SHORT TASK => Copy every line of the records below where the word "ASTRON" occurs.

===== TASK MATERIAL

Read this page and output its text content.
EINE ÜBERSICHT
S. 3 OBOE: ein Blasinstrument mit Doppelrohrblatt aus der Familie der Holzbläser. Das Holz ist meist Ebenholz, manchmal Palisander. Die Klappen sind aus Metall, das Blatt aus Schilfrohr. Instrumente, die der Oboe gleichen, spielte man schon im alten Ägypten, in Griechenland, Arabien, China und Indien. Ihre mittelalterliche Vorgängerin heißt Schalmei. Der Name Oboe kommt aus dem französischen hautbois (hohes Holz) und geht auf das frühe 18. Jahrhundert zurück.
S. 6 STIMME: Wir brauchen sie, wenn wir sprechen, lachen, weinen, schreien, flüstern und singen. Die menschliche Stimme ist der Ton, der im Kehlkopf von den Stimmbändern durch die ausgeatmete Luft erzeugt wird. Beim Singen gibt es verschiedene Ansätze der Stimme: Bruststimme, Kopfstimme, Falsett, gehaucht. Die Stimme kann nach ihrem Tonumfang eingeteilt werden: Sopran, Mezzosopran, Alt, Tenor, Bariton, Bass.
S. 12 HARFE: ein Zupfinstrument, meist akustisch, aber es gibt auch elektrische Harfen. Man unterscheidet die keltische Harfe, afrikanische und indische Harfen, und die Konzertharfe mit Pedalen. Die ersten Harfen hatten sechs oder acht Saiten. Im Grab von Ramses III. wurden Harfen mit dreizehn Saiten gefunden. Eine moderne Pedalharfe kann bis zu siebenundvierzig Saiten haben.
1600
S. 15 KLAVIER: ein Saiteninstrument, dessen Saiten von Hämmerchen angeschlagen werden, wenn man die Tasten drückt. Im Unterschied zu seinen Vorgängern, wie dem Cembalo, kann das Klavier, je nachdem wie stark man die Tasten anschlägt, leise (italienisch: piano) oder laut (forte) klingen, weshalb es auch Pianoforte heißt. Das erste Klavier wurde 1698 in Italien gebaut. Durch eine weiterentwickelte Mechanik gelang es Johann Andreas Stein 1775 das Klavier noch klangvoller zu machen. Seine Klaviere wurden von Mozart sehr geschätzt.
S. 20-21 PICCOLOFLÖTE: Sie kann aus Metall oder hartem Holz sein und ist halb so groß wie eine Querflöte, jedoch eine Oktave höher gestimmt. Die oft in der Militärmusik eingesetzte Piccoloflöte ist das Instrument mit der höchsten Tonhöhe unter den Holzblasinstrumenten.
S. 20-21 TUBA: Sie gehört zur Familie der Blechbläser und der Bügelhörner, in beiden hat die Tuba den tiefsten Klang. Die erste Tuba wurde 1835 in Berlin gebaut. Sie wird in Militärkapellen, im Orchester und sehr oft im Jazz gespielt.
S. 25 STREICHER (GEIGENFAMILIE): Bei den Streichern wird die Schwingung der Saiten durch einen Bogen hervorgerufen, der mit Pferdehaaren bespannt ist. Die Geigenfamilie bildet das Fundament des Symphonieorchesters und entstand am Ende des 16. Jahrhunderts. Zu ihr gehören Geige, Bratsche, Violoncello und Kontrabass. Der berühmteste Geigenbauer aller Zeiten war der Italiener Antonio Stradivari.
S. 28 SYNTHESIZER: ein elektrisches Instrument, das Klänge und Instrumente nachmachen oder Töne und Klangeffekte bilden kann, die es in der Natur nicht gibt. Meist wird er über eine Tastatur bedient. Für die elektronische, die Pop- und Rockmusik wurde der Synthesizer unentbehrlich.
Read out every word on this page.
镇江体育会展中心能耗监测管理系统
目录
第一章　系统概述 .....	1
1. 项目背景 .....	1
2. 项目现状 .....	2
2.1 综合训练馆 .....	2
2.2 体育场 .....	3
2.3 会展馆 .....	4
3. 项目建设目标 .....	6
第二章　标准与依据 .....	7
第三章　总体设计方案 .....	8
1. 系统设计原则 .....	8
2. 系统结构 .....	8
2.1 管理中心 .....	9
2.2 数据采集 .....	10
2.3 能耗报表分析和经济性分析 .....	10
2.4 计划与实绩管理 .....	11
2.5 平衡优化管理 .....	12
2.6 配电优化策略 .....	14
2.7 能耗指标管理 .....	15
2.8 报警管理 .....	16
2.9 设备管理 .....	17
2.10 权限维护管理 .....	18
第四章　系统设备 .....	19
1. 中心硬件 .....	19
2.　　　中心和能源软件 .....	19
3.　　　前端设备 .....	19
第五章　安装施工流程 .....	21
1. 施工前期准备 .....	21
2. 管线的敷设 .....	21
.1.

==========
===== TASK MATERIAL

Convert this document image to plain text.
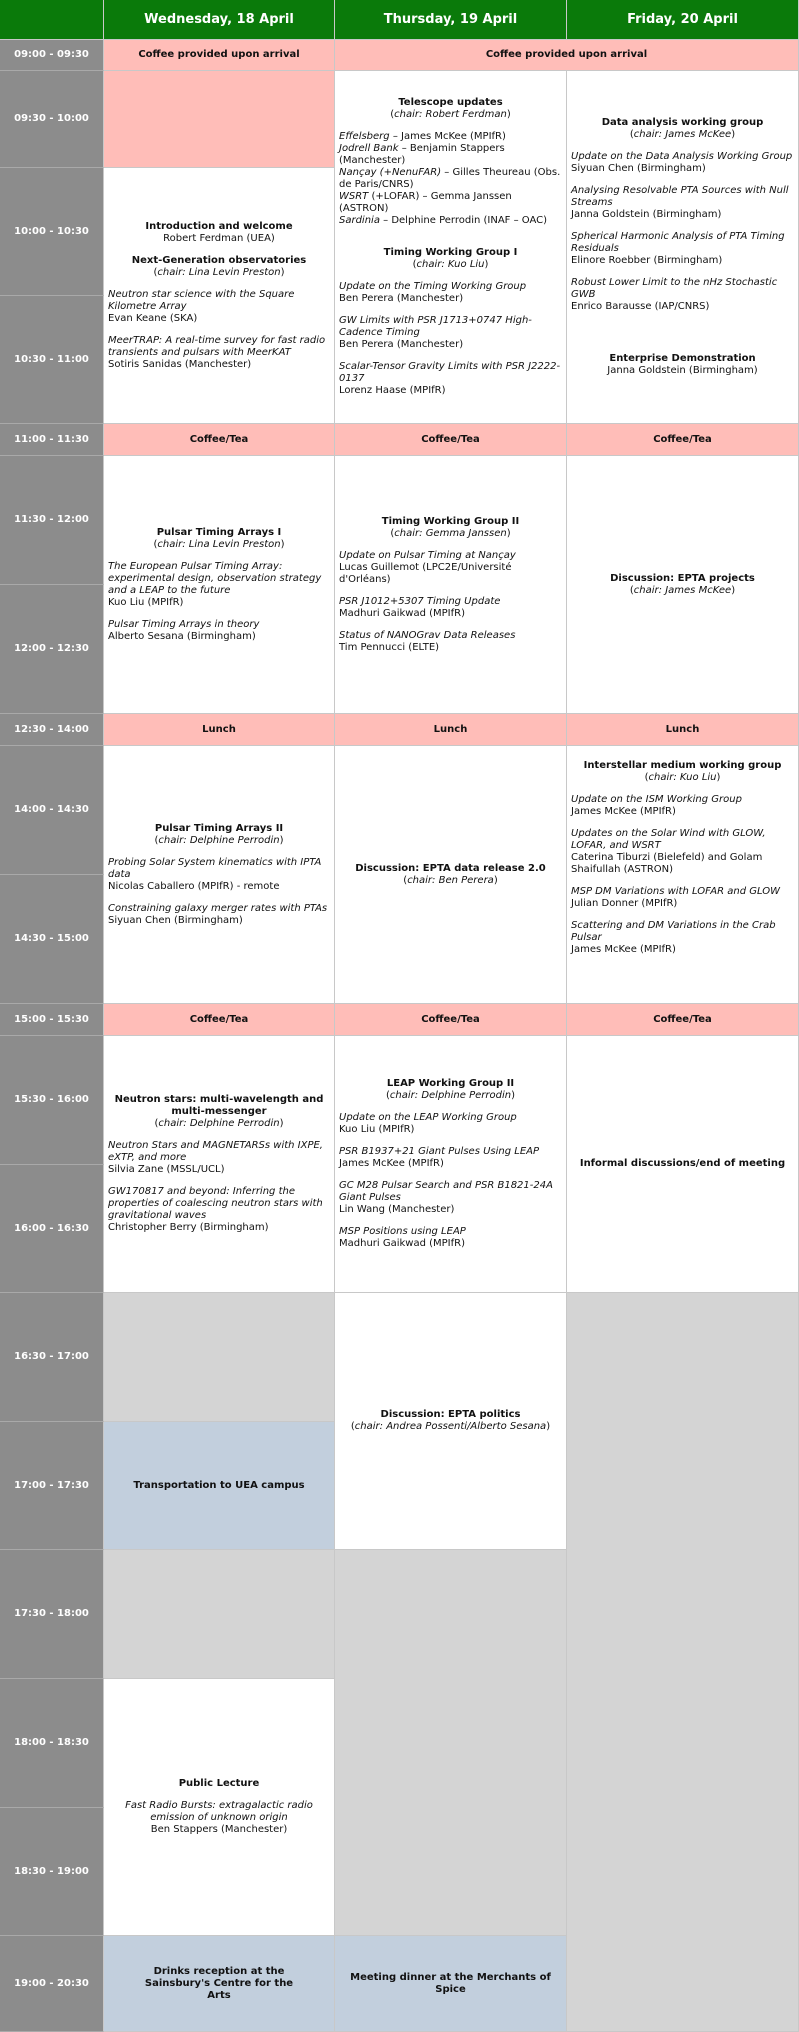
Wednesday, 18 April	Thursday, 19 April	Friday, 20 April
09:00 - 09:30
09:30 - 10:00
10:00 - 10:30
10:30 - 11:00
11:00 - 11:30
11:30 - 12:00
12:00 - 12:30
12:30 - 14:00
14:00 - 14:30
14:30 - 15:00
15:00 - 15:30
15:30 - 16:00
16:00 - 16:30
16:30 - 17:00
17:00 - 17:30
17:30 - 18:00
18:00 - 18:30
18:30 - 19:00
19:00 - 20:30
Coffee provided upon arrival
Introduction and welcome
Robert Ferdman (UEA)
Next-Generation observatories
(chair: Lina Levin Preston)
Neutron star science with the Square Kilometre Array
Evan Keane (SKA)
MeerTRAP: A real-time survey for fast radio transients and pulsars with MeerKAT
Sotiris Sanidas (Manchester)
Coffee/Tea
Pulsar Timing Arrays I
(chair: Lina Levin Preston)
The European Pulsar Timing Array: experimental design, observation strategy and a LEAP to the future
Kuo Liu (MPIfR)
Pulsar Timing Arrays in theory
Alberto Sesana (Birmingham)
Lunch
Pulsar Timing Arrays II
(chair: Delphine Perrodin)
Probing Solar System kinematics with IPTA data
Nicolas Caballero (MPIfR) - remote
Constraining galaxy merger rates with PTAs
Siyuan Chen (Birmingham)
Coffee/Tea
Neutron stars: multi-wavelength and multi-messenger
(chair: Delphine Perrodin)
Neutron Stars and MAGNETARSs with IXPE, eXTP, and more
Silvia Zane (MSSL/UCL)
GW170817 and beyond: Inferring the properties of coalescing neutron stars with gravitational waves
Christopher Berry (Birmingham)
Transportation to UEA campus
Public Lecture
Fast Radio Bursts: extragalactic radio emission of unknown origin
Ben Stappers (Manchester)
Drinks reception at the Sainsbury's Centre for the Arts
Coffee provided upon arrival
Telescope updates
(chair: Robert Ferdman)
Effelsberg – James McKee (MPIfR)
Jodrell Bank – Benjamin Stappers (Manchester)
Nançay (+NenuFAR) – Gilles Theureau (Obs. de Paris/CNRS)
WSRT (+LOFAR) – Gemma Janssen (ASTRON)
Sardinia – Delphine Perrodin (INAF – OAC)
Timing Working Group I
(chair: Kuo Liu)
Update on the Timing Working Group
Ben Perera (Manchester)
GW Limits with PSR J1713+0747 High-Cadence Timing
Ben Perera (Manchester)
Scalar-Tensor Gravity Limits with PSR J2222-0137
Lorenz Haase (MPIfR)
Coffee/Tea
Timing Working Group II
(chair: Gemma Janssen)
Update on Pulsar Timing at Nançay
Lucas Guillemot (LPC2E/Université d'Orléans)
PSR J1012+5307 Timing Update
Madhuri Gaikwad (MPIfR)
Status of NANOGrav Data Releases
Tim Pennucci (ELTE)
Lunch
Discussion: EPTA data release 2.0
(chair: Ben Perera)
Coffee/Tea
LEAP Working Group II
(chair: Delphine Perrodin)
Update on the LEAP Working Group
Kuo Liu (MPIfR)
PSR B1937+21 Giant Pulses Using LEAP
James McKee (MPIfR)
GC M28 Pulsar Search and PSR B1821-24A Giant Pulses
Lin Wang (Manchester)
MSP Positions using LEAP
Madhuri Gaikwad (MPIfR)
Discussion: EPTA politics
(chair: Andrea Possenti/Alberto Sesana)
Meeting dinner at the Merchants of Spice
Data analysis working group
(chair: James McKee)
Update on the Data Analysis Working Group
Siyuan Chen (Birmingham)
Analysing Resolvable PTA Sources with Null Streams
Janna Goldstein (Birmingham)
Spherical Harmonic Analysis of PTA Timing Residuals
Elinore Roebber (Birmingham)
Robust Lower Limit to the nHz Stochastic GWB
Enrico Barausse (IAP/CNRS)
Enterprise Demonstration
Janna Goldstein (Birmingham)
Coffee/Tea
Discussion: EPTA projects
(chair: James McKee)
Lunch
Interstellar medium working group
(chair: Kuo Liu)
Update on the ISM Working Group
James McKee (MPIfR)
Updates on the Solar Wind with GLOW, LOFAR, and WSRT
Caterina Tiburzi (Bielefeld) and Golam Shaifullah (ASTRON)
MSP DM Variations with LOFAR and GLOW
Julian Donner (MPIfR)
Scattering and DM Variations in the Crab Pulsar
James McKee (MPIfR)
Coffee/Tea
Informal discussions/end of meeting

==========

ANSWER IN FULL =>
WSRT (+LOFAR) – Gemma Janssen (ASTRON)
Caterina Tiburzi (Bielefeld) and Golam Shaifullah (ASTRON)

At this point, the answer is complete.